Work required
Decide whether each statement agrees with the commentary on condemning sin in the flesh: (a) the law could condemn sin only in word; (b) Christ had sins of His own to atone for; (c) the blow of justice destroyed Christ. Answer yes or no for each, quoting the deciding words.

2. Such a condemnation as shall issue in the accomplishment of the righteousness of the law. The great problem is how to condemn sin effectually, and yet save the sinner.
II. The insufficient provision. The law was unable to do this. It could not condemn sin in the flesh through the weakness of the flesh. If terror could frighten man out of sin, the law has terror. If the relation of duty could secure the performance of duty, the law reveals duty. If the exhibition of holiness could allure to the law of holiness, the law exhibits that picture. But the corruption of the flesh is too strong for the law to conquer.
III. The perfect accomplishment. The gospel condemns sin in the flesh.
1. By the incarnation of Jesus. Sin cannot be adequately condemned (i.e., punished)
as an abstraction, but only in human nature, i.e., in the same nature in which it was committed, otherwise the threatening remains a dead letter.
2. By the sacrifice of Christ. “For sin” means “an offering for sin.” God laid on Christ the condemnation of the law. But how could Christ more effectively bear the punishment of the law than any other man?
(1) By virtue of His headship of His people. If the head suffers, the whole body being identified with that head, suffers also. A nation makes peace or war by the minister who is in power. So Christ bare our sins in His own body.
(2) By virtue of His innocence. He had no sins of His own to atone for, Thus He could be accepted instead of sinners.
(3) By reason of His divinity. The blow of justice must have destroyed any merely human being, but it could not destroy Christ. He was able to exhaust the penalty, and yet to survive. (P. Strutt.)
The condemnation of sin in the flesh
How did God condemn sin in the flesh, i.e., in human nature generally?
1. By exhibiting in the person of His Incarnate Son the same flesh in substance but free from sin, He proved that sin was in the flesh only as an unnatural and usurping tyrant. Thus the manifestation of Christ in sinless humanity at once condemned sin in principle. For this sense of condemnation by contrast see Matthieu 12:41; Hébreux 11:7. But--
2. God condemned sin practically and effectually by destroying its power and casting it out; and this is the sense especially required by the context. The law could condemn sin only in word, and could not make its condemnation effectual. Christ coming “for sin” not only made atonement for it by His death, but uniting man to Himself “in newness of life” (Romains 6:4) gave actual effect to the condemnation of sin by destroying its dominion in the flesh through the life-giving, sanctifying power of His Spirit. (Archdeacon Gifford.)

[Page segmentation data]
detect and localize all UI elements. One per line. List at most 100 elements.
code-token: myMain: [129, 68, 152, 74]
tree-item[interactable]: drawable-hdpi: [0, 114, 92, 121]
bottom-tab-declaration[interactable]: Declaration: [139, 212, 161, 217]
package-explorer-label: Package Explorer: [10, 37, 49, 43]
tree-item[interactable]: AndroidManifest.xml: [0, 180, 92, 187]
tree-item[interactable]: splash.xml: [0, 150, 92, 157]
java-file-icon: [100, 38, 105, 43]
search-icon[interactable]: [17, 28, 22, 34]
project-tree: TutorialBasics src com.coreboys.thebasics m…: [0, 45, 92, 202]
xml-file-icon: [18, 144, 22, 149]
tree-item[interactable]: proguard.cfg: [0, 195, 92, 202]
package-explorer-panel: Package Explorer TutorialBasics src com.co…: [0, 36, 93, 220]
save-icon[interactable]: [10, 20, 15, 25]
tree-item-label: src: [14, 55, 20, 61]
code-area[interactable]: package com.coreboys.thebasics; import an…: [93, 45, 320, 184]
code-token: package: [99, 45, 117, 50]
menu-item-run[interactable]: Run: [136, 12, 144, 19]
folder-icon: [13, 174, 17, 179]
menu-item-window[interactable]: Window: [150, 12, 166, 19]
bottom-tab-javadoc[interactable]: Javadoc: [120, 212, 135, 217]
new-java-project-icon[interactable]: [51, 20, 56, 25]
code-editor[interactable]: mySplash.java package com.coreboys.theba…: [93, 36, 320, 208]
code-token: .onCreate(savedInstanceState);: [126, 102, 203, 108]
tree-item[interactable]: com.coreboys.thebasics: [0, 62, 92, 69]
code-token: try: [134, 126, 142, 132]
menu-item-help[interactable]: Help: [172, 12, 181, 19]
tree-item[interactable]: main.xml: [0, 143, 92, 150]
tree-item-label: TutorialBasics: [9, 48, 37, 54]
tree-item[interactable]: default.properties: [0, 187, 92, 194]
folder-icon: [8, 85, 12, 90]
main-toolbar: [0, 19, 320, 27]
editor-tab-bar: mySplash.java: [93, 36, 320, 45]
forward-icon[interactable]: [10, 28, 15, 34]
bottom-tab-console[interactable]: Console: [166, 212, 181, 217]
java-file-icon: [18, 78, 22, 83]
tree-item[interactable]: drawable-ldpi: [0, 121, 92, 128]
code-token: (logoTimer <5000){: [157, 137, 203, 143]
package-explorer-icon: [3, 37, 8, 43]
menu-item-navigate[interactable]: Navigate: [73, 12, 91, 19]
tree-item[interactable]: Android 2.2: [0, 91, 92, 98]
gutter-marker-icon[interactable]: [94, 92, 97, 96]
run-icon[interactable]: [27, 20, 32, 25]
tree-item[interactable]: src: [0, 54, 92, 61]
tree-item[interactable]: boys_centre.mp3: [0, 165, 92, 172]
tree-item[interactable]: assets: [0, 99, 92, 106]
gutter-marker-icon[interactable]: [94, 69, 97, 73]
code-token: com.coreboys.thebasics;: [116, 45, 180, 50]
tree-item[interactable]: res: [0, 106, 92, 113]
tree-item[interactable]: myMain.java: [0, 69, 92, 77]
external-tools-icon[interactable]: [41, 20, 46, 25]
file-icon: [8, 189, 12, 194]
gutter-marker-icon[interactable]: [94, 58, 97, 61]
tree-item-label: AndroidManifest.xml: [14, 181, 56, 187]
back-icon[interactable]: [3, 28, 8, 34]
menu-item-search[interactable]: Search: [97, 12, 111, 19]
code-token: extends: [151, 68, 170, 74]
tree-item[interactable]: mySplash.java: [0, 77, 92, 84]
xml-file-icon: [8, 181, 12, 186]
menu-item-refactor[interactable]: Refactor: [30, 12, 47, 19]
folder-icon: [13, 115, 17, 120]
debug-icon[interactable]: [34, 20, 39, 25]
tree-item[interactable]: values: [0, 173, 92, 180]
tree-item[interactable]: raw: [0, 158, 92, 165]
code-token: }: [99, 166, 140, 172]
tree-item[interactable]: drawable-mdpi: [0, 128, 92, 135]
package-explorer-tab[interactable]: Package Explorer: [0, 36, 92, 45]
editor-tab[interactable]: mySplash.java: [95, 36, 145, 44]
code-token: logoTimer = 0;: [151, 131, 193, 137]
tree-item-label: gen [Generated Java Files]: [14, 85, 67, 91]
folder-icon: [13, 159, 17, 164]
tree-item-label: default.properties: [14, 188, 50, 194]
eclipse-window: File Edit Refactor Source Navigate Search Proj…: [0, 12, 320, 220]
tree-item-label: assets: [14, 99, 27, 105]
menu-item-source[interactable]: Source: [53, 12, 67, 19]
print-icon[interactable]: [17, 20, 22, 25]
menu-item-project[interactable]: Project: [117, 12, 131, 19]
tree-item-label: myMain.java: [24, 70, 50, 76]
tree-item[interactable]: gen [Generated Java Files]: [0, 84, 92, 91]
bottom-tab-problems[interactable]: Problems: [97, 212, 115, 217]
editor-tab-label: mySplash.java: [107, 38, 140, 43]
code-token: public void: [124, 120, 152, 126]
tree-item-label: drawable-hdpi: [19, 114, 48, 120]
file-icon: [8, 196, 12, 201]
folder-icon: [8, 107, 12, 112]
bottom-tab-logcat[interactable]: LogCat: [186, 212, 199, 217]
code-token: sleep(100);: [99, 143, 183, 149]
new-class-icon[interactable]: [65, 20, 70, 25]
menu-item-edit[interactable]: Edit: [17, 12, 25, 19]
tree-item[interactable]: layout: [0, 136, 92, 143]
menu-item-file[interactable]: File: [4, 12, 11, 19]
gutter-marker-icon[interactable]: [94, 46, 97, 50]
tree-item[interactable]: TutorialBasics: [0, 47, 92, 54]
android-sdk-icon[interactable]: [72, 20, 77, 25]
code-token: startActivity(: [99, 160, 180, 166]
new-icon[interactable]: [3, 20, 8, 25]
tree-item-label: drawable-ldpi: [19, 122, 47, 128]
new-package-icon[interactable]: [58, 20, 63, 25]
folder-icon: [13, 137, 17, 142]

Task response
(a) Yes: "The law could condemn sin only in word, and could not make its condemnation effectual."
(b) No: "He had no sins of His own to atone for"
(c) No: "The blow of justice must have destroyed any merely human being, but it could not destroy Christ."